• **Stated problem**
Pull out every line below that holds the word "image".

Dataset excerpts:
________
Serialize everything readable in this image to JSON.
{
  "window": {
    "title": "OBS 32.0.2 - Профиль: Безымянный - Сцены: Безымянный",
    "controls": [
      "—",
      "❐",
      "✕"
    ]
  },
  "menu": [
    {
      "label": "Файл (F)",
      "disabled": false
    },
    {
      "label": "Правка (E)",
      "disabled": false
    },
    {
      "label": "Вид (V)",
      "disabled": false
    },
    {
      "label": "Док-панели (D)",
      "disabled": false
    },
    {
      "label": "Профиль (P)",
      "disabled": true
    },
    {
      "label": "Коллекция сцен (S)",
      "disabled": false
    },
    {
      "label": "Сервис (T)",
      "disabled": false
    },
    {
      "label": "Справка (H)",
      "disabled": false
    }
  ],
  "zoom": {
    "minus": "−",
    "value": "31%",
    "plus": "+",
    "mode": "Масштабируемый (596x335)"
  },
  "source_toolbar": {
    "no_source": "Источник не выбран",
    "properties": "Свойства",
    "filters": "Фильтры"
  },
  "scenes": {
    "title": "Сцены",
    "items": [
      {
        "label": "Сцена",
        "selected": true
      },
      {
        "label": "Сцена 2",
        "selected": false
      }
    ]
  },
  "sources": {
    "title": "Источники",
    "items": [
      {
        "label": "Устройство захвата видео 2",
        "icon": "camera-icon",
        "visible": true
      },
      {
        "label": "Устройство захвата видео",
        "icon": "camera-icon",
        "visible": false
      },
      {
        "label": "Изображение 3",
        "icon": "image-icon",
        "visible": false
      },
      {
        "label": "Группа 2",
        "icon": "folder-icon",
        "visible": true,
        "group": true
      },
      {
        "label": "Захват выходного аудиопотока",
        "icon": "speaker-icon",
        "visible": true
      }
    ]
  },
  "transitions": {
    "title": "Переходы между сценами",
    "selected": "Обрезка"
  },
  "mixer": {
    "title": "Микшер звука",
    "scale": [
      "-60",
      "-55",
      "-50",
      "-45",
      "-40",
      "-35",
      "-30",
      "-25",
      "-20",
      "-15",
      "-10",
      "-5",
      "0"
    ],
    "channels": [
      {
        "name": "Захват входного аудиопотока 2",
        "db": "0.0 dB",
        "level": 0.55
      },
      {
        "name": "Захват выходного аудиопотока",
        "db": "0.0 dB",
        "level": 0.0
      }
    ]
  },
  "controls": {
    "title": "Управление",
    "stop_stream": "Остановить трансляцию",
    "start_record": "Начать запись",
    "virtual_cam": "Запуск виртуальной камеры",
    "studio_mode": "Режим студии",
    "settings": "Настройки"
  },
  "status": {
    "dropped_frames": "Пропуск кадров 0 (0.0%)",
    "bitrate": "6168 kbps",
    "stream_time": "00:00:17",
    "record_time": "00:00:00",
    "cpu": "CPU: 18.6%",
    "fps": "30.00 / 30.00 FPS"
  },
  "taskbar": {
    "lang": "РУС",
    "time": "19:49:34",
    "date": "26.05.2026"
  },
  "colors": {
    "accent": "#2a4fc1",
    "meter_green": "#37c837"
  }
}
________
• **Answer to the task**
Serialize everything readable in this image to JSON.
        "icon": "image-icon",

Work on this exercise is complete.